# Task to complete:
How many lines of these entries hold the string "houden"? Answer with the number alone.
─── Entries provided ───
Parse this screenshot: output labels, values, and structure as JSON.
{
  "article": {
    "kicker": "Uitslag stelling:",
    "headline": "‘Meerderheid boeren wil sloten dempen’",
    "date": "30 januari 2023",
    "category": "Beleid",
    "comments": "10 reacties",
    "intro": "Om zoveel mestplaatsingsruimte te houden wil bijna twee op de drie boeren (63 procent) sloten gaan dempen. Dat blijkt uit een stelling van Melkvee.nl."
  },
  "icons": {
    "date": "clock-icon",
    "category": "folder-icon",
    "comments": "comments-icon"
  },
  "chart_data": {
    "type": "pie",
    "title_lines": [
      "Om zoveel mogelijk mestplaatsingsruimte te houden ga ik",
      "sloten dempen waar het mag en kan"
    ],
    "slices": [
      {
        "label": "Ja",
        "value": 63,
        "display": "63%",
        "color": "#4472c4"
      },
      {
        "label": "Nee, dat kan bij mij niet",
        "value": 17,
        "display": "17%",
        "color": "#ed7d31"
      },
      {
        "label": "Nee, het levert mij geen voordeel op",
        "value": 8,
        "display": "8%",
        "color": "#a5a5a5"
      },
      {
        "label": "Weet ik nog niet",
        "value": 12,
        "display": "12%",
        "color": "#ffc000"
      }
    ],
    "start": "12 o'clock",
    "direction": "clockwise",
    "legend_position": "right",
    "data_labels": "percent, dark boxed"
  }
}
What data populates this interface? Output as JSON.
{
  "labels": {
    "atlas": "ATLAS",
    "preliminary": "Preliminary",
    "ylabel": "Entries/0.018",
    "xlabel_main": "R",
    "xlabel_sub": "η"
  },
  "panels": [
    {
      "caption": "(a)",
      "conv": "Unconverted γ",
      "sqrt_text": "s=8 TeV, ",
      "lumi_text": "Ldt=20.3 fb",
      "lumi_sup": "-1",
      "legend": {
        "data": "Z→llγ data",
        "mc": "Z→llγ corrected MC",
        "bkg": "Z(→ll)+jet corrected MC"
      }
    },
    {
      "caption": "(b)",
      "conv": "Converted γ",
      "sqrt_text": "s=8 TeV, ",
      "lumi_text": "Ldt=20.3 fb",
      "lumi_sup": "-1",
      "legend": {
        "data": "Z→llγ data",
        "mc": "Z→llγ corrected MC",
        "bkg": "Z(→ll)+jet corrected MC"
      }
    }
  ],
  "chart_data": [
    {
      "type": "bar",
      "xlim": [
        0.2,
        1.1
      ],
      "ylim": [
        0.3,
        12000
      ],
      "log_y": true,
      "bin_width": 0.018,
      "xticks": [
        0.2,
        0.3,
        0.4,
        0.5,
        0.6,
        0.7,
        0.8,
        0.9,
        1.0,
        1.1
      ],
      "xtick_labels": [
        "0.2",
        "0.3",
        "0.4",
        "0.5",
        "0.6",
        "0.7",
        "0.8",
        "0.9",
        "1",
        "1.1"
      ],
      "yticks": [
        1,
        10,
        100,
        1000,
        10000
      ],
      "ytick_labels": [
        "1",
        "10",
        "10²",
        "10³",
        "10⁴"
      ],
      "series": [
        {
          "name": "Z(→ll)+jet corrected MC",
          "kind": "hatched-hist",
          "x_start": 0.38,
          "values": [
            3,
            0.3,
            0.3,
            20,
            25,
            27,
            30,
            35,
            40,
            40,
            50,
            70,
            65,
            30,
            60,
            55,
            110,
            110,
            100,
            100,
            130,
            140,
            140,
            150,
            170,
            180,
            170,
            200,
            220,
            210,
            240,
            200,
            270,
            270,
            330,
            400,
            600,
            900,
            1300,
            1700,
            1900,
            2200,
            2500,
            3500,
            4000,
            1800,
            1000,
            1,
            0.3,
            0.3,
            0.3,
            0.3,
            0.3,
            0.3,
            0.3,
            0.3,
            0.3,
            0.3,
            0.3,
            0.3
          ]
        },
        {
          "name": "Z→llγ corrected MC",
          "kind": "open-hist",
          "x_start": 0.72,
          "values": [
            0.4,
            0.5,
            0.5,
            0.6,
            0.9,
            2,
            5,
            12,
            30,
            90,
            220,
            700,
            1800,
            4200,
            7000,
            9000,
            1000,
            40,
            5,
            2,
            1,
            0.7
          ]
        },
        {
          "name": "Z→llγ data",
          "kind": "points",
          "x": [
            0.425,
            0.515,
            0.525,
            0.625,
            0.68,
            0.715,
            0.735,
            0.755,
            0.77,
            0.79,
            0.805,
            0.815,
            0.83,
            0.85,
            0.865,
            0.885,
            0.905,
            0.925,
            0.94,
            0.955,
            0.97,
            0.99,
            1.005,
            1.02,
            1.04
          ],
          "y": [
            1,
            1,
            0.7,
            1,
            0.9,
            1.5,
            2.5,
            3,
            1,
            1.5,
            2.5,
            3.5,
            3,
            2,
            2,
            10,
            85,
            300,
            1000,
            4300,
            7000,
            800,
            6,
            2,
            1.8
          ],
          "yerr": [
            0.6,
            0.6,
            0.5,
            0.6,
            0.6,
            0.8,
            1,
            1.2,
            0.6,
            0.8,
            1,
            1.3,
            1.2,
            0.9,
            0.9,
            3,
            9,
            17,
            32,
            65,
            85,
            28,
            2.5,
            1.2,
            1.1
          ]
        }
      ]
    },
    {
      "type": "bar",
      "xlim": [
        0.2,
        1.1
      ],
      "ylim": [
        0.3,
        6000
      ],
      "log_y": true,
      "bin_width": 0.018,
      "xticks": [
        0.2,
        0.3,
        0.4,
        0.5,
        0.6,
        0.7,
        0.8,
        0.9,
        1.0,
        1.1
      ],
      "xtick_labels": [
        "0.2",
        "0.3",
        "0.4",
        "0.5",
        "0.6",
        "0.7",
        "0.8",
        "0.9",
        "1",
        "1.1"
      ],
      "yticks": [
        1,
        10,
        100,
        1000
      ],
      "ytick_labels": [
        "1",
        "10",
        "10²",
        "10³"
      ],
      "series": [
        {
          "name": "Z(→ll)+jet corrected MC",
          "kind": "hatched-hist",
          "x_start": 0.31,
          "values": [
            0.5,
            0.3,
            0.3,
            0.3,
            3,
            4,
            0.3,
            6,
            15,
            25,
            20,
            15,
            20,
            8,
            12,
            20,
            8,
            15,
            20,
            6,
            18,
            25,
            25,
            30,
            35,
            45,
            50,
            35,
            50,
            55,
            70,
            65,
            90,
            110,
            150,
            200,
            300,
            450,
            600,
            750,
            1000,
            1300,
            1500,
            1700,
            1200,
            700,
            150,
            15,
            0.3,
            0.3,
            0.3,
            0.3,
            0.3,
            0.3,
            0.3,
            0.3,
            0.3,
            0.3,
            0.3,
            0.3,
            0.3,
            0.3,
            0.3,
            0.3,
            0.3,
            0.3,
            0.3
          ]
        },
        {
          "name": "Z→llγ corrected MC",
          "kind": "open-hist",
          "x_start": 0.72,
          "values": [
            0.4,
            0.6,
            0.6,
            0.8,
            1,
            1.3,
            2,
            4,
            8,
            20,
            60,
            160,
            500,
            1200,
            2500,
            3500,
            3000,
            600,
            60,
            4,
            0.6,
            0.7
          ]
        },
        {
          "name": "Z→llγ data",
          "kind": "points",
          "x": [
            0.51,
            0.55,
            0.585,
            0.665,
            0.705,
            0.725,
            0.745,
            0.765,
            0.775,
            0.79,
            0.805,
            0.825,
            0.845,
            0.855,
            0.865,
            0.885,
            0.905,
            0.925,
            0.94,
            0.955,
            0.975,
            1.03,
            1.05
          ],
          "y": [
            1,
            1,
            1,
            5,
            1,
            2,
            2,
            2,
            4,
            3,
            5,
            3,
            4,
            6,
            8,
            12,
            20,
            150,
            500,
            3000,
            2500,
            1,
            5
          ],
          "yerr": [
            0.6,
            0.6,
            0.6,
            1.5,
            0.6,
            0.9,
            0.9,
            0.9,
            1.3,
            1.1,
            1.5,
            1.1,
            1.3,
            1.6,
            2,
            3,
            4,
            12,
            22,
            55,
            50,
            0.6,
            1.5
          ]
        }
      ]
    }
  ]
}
───
# Reply:
2